▶ _EXERCISE MATERIAL_:
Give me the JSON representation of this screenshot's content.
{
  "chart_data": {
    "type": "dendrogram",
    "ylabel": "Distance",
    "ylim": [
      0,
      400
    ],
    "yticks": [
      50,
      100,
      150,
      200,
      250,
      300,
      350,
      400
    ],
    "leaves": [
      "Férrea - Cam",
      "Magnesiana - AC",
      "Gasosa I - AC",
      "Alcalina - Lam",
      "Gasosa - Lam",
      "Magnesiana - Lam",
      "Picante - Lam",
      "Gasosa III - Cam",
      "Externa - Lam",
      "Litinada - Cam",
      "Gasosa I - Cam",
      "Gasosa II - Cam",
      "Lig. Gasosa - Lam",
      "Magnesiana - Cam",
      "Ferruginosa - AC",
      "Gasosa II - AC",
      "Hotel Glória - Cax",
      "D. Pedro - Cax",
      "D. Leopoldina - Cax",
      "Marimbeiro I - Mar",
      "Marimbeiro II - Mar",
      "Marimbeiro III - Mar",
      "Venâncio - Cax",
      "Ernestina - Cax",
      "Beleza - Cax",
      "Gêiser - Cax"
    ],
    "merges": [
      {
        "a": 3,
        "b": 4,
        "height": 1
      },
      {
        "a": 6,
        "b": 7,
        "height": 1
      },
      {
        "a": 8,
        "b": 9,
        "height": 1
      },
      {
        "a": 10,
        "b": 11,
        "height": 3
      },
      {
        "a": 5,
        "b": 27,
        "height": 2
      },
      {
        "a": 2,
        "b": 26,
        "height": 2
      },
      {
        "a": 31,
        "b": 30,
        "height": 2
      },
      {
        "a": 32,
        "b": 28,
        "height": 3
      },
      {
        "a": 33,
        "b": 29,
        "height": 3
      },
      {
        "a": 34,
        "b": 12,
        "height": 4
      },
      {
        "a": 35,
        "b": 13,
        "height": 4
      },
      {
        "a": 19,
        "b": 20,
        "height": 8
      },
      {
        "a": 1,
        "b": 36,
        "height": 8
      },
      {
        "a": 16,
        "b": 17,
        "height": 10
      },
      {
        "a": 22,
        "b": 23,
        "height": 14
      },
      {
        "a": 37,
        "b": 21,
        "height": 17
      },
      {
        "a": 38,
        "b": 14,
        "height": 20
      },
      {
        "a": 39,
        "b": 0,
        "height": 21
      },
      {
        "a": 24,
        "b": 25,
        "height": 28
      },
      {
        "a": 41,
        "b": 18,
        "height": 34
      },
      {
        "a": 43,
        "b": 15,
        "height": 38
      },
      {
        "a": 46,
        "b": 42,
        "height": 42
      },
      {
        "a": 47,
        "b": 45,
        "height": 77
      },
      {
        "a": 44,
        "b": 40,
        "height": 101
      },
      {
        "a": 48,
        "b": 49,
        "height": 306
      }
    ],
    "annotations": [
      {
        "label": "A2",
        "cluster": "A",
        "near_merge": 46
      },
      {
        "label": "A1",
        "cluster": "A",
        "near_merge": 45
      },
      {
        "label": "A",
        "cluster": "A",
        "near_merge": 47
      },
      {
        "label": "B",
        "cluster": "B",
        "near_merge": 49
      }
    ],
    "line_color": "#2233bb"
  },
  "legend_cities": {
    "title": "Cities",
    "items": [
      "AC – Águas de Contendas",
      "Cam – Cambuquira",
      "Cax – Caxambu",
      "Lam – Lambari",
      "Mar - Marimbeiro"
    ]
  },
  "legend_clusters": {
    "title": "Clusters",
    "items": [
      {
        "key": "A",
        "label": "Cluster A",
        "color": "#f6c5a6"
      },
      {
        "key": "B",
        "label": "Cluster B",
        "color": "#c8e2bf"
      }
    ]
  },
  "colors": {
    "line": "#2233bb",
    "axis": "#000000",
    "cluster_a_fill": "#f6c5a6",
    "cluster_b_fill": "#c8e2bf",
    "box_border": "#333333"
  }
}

▶ _EXERCISE AIM_:
Leave out every line without the string "Gasosa" and copy the rest.

▶ _EXERCISE SOLUTION_:
      "Gasosa I - AC",
      "Gasosa - Lam",
      "Gasosa III - Cam",
      "Gasosa I - Cam",
      "Gasosa II - Cam",
      "Lig. Gasosa - Lam",
      "Gasosa II - AC",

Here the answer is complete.